— start Input —
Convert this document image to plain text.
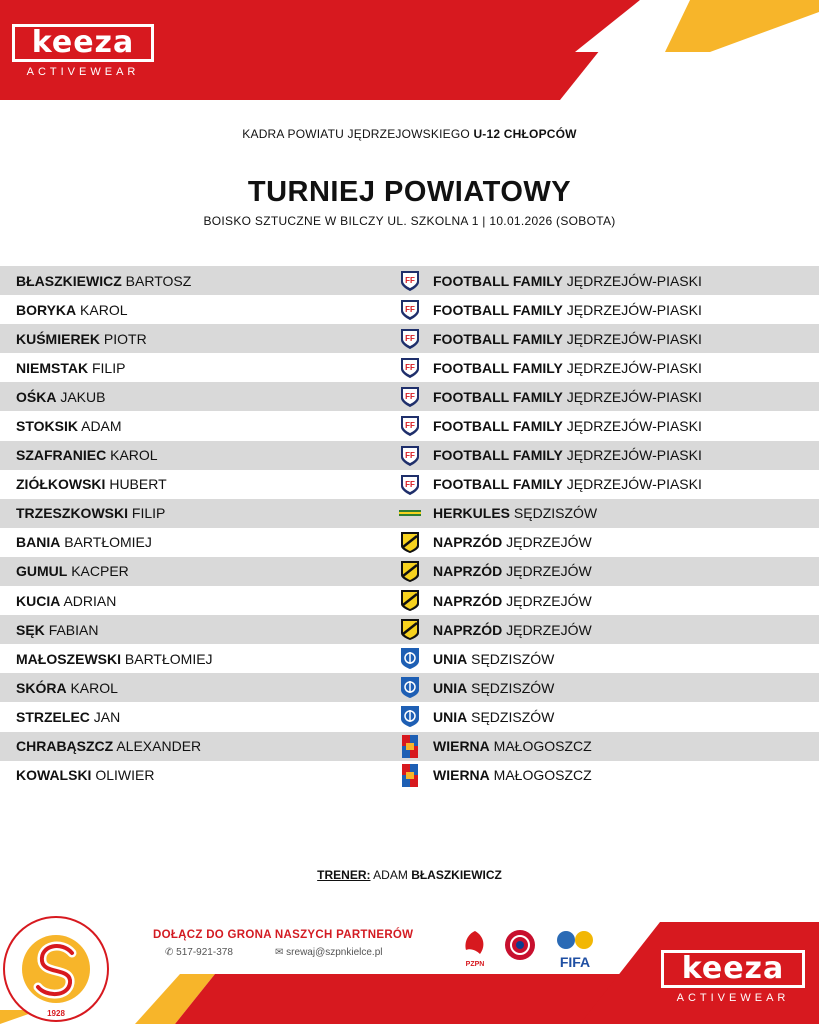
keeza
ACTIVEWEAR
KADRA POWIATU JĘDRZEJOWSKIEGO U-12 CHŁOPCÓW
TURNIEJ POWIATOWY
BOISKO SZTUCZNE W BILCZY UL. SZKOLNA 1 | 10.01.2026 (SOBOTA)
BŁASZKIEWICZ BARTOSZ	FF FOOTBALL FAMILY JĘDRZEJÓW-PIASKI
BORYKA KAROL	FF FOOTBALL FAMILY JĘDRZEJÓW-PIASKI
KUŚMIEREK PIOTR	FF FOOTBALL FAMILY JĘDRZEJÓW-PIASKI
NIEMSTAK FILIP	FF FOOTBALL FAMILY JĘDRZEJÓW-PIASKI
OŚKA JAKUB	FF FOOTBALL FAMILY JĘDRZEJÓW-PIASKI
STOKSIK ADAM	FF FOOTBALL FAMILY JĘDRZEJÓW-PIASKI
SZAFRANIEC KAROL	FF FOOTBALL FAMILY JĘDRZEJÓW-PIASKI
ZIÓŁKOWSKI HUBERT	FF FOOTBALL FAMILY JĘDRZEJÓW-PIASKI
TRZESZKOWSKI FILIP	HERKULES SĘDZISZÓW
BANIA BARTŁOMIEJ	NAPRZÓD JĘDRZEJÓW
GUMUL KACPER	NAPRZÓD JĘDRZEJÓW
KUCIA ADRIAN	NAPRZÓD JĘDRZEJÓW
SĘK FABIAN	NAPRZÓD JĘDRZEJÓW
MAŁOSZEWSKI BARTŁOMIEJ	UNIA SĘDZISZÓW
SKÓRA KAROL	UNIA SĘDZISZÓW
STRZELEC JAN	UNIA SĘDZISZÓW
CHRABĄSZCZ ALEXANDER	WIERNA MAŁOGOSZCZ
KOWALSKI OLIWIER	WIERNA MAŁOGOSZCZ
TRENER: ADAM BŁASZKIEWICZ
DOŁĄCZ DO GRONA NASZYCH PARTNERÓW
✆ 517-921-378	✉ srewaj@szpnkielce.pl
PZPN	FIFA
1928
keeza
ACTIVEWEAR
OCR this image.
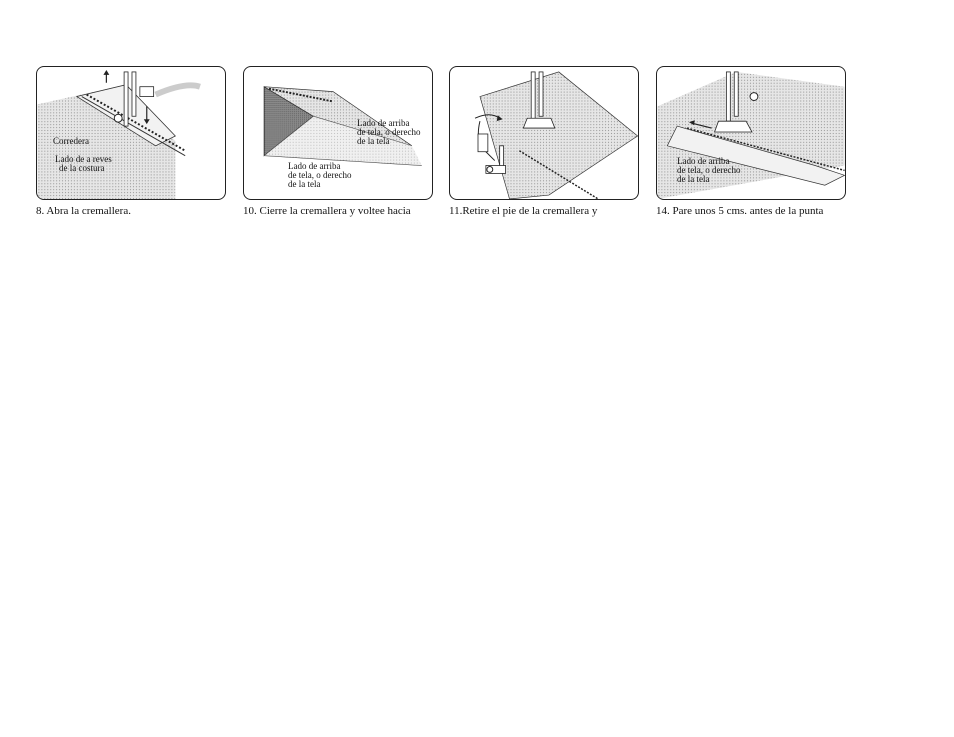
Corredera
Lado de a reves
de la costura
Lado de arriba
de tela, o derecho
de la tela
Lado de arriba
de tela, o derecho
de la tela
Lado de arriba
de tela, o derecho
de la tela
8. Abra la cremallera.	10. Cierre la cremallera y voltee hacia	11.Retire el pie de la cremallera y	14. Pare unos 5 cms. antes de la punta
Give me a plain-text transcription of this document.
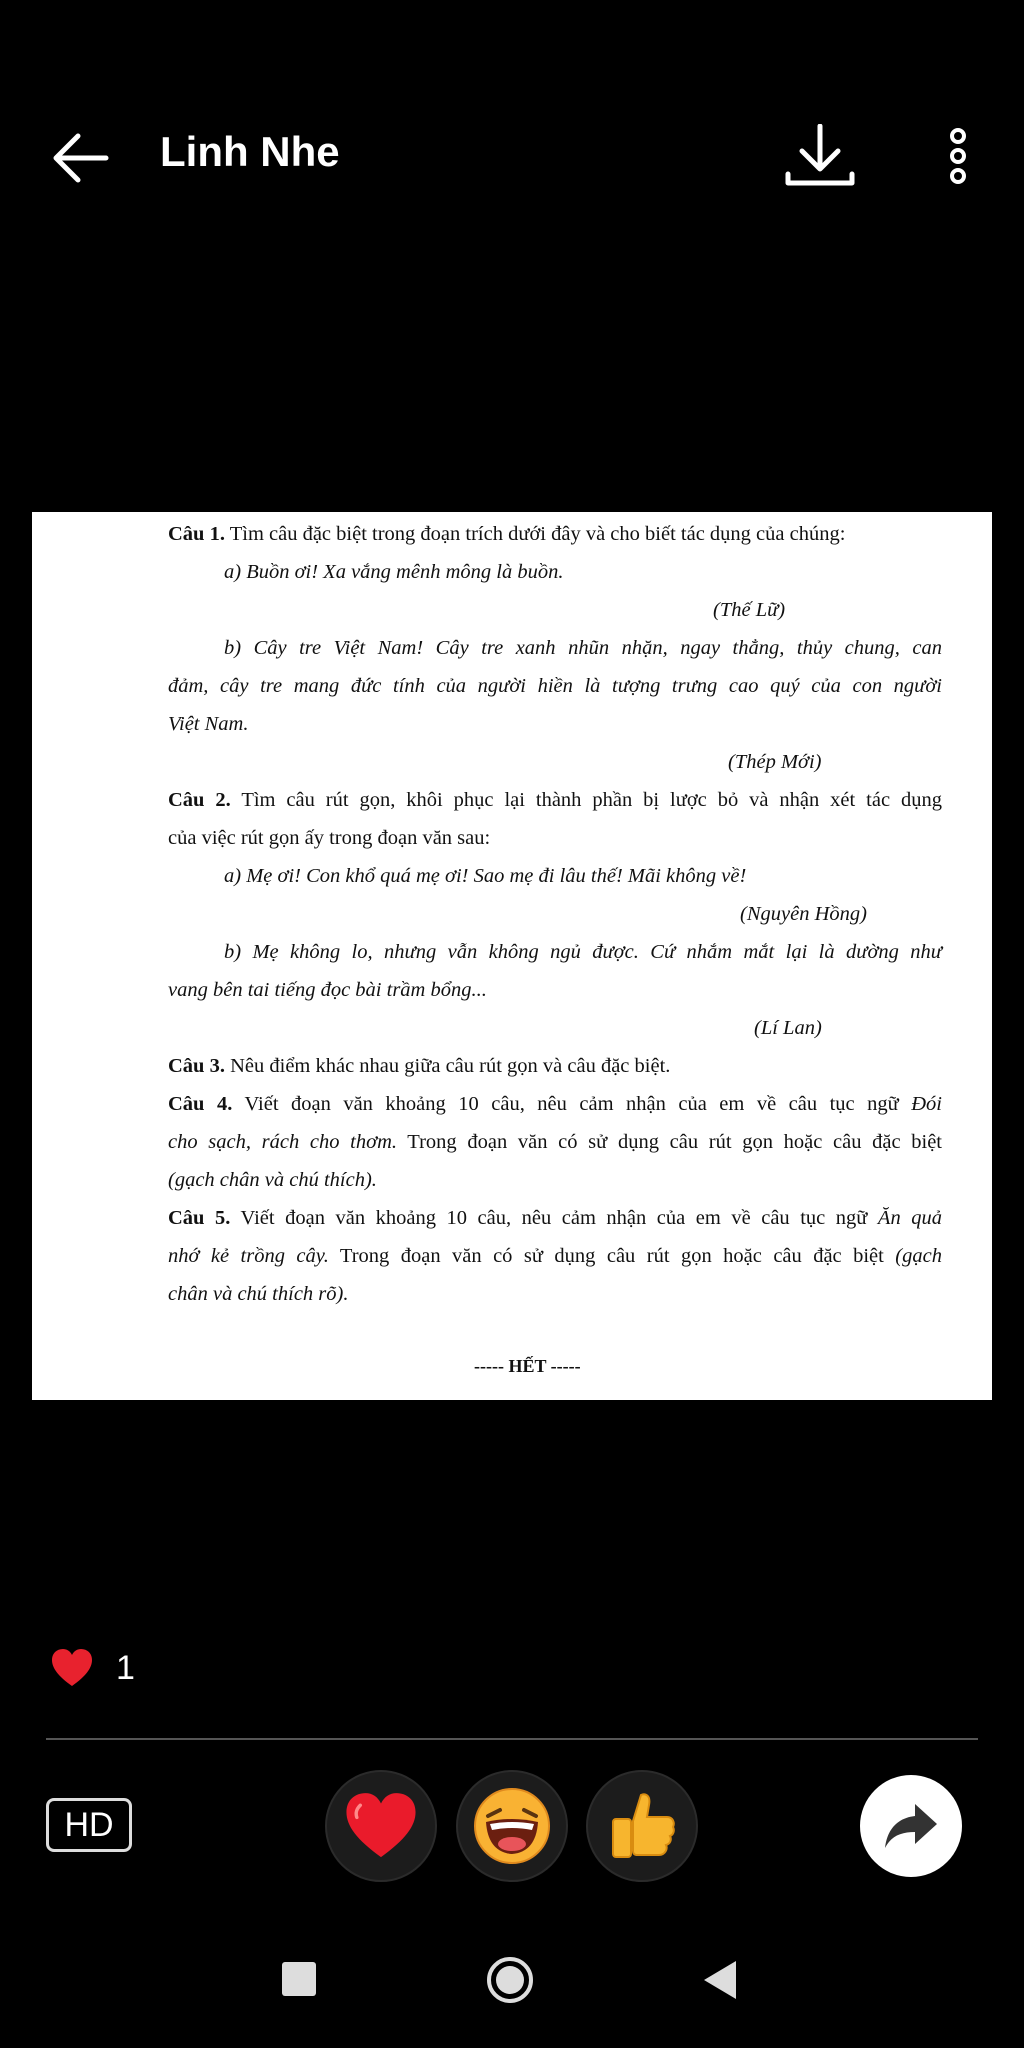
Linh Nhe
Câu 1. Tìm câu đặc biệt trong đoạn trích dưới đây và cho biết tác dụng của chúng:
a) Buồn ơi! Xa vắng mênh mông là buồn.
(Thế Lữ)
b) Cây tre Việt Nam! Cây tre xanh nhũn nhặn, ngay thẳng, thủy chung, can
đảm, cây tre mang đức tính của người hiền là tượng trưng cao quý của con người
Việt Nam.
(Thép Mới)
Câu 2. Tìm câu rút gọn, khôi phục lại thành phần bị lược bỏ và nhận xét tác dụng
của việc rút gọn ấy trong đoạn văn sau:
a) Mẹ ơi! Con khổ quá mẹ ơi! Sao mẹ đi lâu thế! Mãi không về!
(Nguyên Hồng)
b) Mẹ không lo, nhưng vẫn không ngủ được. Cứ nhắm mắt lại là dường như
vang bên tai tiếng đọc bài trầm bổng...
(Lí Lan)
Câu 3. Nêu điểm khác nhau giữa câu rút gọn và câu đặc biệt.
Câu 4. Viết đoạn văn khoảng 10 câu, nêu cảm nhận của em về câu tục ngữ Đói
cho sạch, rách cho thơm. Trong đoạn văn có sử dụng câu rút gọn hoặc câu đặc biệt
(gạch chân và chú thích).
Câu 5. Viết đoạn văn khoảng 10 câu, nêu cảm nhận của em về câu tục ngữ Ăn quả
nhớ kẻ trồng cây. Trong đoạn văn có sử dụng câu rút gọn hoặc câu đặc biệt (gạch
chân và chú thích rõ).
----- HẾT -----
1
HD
— end Input —
— start Input —
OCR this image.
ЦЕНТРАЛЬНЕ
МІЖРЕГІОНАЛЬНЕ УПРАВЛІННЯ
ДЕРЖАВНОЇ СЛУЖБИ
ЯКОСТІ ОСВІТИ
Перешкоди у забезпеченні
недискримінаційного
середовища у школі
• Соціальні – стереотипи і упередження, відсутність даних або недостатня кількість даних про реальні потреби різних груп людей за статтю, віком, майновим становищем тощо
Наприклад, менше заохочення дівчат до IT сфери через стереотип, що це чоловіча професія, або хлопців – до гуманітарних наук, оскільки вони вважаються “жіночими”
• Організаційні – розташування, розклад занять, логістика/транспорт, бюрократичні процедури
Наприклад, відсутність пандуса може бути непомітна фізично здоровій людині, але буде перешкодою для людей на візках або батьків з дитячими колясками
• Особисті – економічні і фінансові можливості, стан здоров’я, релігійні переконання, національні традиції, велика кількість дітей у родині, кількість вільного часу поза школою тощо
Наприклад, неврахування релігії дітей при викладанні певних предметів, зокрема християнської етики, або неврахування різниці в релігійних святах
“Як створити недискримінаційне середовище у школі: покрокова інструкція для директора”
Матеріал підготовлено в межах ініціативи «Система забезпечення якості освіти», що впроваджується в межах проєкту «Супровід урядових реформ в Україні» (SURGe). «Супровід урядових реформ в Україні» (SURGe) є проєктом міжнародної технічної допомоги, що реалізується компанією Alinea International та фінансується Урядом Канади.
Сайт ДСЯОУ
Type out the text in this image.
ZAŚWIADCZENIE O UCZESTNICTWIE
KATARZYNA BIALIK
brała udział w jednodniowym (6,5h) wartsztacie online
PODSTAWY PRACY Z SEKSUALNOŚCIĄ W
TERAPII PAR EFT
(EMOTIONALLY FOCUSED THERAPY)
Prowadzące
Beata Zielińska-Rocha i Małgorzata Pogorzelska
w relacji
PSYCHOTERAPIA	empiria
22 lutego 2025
— end Input —
Show each line of the data that contains the string "NAPRZÓD".

**Solution below**
BANIA BARTŁOMIEJ	NAPRZÓD JĘDRZEJÓW
GUMUL KACPER	NAPRZÓD JĘDRZEJÓW
KUCIA ADRIAN	NAPRZÓD JĘDRZEJÓW
SĘK FABIAN	NAPRZÓD JĘDRZEJÓW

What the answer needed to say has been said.